▸ Aim
Copy each line containing the word "chaque" from the records that follow, please.

▸ Records excerpted from a collection
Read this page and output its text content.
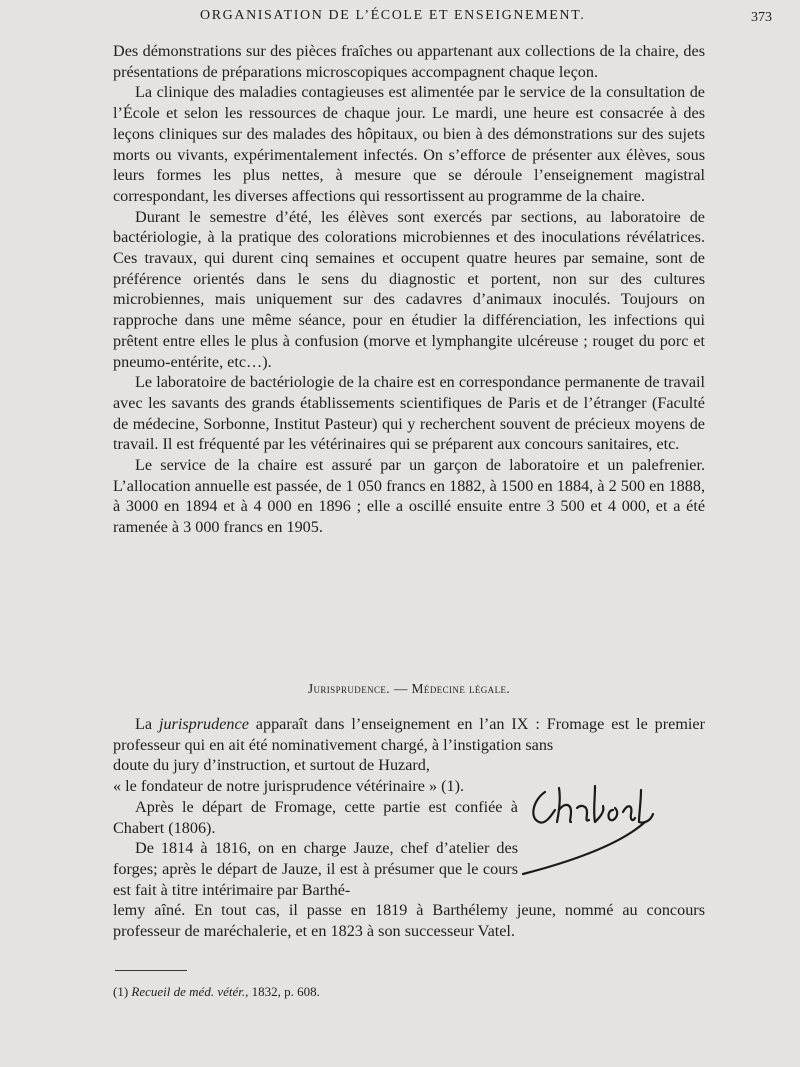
ORGANISATION DE L’ÉCOLE ET ENSEIGNEMENT.	373

Des démonstrations sur des pièces fraîches ou appartenant aux collections de la chaire, des présentations de préparations microscopiques accompagnent chaque leçon.

La clinique des maladies contagieuses est alimentée par le service de la consultation de l’École et selon les ressources de chaque jour. Le mardi, une heure est consacrée à des leçons cliniques sur des malades des hôpitaux, ou bien à des démonstrations sur des sujets morts ou vivants, expérimentalement infectés. On s’efforce de présenter aux élèves, sous leurs formes les plus nettes, à mesure que se déroule l’enseignement magistral correspondant, les diverses affections qui ressortissent au programme de la chaire.

Durant le semestre d’été, les élèves sont exercés par sections, au laboratoire de bactériologie, à la pratique des colorations microbiennes et des inoculations révélatrices. Ces travaux, qui durent cinq semaines et occupent quatre heures par semaine, sont de préférence orientés dans le sens du diagnostic et portent, non sur des cultures microbiennes, mais uniquement sur des cadavres d’animaux inoculés. Toujours on rapproche dans une même séance, pour en étudier la différenciation, les infections qui prêtent entre elles le plus à confusion (morve et lymphangite ulcéreuse ; rouget du porc et pneumo-entérite, etc…).

Le laboratoire de bactériologie de la chaire est en correspondance permanente de travail avec les savants des grands établissements scientifiques de Paris et de l’étranger (Faculté de médecine, Sorbonne, Institut Pasteur) qui y recherchent souvent de précieux moyens de travail. Il est fréquenté par les vétérinaires qui se préparent aux concours sanitaires, etc.

Le service de la chaire est assuré par un garçon de laboratoire et un palefrenier. L’allocation annuelle est passée, de 1 050 francs en 1882, à 1500 en 1884, à 2 500 en 1888, à 3000 en 1894 et à 4 000 en 1896 ; elle a oscillé ensuite entre 3 500 et 4 000, et a été ramenée à 3 000 francs en 1905.

Jurisprudence. — Médecine légale.

La jurisprudence apparaît dans l’enseignement en l’an IX : Fromage est le premier professeur qui en ait été nominativement chargé, à l’instigation sans

doute du jury d’instruction, et surtout de Huzard,

« le fondateur de notre jurisprudence vétérinaire » (1).

Après le départ de Fromage, cette partie est confiée à Chabert (1806).

De 1814 à 1816, on en charge Jauze, chef d’atelier des forges; après le départ de Jauze, il est à présumer que le cours est fait à titre intérimaire par Barthé-

lemy aîné. En tout cas, il passe en 1819 à Barthélemy jeune, nommé au concours professeur de maréchalerie, et en 1823 à son successeur Vatel.

(1) Recueil de méd. vétér., 1832, p. 608.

▸ The response
Des démonstrations sur des pièces fraîches ou appartenant aux collections de la chaire, des présentations de préparations microscopiques accompagnent chaque leçon.
La clinique des maladies contagieuses est alimentée par le service de la consultation de l’École et selon les ressources de chaque jour. Le mardi, une heure est consacrée à des leçons cliniques sur des malades des hôpitaux, ou bien à des démonstrations sur des sujets morts ou vivants, expérimentalement infectés. On s’efforce de présenter aux élèves, sous leurs formes les plus nettes, à mesure que se déroule l’enseignement magistral correspondant, les diverses affections qui ressortissent au programme de la chaire.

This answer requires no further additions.